— start of SOURCE RECORDS —

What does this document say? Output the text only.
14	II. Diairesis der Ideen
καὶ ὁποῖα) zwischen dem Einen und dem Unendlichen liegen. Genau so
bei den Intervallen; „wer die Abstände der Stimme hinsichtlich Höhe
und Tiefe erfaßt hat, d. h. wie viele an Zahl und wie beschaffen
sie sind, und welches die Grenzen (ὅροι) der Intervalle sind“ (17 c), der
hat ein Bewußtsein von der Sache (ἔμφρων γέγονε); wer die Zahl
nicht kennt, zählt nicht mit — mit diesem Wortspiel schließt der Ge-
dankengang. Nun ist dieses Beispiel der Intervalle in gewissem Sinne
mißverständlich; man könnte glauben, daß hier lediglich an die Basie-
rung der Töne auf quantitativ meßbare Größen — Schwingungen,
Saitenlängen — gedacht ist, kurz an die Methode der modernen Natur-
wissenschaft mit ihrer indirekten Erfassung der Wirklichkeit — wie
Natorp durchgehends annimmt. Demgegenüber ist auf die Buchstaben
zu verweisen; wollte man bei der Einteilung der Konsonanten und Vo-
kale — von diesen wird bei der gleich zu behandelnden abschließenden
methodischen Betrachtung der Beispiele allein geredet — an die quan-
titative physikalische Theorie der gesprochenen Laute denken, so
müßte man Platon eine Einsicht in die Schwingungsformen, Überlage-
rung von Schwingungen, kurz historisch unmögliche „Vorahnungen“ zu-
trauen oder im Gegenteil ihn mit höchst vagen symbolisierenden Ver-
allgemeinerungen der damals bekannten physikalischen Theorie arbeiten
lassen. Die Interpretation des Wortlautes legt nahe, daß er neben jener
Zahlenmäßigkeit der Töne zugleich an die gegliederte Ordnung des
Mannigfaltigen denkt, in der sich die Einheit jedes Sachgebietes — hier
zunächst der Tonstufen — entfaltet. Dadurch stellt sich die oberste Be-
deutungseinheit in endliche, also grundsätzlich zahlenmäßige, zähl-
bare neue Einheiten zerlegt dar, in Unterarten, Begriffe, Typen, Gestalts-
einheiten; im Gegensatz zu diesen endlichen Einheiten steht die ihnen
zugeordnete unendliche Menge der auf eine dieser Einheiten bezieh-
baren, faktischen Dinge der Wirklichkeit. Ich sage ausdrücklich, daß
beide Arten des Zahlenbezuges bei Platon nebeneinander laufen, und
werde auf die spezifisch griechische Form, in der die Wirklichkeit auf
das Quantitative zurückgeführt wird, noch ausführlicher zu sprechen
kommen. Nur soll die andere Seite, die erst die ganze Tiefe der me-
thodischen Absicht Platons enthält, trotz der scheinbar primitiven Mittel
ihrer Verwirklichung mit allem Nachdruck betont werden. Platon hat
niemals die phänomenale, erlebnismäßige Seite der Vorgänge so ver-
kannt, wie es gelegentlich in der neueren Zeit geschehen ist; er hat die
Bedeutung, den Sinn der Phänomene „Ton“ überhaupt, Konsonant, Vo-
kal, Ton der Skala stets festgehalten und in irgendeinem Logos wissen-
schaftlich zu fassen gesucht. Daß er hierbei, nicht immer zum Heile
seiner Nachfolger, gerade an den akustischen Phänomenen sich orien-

— end of SOURCE RECORDS —

▸ **THE EXERCISE**
Look through the material and say how many lines hold "diesen". Give the number only.

▸ **WRITTEN ANSWER**
2